→ Task instructions: From the listing below, copy every line with the word "ylabel".

** START Provided records **

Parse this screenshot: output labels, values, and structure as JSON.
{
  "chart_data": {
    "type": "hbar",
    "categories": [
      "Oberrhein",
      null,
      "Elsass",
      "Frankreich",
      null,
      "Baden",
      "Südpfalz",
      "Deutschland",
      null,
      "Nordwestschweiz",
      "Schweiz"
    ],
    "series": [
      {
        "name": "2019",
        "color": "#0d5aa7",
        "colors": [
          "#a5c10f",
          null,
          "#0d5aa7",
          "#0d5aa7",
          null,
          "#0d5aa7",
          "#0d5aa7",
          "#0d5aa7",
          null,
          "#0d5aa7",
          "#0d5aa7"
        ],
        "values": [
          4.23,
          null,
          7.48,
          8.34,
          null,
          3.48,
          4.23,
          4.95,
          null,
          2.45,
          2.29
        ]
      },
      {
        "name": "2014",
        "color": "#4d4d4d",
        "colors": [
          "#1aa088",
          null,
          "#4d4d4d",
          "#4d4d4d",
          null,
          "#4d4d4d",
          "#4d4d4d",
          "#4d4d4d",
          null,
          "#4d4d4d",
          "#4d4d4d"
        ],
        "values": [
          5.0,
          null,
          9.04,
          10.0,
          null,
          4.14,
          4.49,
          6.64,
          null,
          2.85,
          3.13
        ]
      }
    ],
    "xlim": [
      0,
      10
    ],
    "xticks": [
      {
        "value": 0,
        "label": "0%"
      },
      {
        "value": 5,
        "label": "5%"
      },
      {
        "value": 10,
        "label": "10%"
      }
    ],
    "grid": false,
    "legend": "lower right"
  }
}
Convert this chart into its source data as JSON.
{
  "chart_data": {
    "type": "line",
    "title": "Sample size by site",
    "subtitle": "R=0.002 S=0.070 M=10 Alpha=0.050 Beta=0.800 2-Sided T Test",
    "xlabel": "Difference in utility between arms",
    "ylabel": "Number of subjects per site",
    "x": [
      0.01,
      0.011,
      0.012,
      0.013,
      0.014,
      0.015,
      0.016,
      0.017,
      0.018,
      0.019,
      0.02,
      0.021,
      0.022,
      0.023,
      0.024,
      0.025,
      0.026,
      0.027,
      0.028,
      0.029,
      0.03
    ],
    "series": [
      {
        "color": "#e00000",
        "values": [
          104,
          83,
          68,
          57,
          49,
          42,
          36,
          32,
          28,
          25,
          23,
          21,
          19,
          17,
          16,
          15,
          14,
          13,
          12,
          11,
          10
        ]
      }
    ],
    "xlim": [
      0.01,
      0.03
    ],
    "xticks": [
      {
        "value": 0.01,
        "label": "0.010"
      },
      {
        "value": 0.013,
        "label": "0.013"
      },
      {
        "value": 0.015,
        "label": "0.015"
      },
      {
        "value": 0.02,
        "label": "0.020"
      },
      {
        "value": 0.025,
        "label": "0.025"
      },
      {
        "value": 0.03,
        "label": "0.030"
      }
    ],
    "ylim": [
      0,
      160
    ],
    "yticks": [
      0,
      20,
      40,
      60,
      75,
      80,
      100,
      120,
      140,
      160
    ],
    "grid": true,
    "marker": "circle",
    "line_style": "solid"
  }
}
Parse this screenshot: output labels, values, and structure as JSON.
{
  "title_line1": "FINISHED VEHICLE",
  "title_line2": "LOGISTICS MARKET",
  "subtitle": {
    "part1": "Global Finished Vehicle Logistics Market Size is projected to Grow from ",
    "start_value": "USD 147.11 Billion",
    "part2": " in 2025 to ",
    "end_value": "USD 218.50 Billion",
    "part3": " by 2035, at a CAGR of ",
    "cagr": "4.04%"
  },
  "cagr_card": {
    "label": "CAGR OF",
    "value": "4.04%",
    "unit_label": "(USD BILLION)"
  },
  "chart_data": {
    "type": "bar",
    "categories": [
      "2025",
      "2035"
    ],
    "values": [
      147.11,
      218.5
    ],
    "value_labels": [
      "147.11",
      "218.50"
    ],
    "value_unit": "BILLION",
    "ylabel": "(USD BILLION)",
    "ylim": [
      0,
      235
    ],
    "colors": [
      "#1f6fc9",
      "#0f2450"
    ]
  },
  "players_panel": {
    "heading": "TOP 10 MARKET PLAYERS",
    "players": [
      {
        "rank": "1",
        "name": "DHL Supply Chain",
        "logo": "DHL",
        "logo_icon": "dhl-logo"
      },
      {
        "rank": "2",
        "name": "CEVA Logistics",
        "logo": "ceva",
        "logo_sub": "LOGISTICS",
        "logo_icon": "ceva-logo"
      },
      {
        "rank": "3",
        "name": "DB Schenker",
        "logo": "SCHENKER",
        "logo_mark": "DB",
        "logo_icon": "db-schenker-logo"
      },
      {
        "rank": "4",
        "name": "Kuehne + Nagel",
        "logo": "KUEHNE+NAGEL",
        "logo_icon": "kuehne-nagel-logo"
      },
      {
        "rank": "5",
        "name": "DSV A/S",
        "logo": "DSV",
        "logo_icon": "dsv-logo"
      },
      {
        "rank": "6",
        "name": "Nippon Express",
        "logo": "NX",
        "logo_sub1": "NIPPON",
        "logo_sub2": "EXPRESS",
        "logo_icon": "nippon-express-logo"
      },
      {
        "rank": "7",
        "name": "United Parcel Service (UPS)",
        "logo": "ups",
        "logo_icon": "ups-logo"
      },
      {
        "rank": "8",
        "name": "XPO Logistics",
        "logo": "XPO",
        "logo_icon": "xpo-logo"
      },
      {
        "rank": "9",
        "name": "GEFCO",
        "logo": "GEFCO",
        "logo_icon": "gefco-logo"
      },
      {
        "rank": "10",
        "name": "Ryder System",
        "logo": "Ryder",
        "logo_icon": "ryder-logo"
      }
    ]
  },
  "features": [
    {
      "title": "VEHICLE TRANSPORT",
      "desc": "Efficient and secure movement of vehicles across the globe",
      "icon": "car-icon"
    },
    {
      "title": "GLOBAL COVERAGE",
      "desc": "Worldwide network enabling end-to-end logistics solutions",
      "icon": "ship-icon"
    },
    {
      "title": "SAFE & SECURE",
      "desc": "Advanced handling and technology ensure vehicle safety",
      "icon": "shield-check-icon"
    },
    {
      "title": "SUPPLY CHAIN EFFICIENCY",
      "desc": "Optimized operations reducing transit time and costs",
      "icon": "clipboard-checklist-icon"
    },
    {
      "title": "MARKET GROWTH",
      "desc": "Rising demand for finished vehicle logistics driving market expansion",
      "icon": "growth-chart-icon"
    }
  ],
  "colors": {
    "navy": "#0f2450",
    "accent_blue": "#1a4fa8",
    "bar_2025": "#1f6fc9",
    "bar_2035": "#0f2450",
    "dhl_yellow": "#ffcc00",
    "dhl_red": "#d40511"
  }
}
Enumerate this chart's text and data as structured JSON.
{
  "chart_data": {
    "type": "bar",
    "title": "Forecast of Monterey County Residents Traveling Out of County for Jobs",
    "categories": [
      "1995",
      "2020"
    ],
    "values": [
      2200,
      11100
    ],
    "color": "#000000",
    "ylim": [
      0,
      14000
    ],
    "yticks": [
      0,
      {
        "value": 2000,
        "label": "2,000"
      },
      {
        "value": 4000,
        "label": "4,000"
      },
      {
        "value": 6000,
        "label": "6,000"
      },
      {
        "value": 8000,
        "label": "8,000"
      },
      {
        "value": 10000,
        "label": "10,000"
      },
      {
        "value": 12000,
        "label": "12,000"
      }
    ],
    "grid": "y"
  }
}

** END Provided records **

→ Solution:
    "ylabel": "Number of subjects per site",
    "ylabel": "(USD BILLION)",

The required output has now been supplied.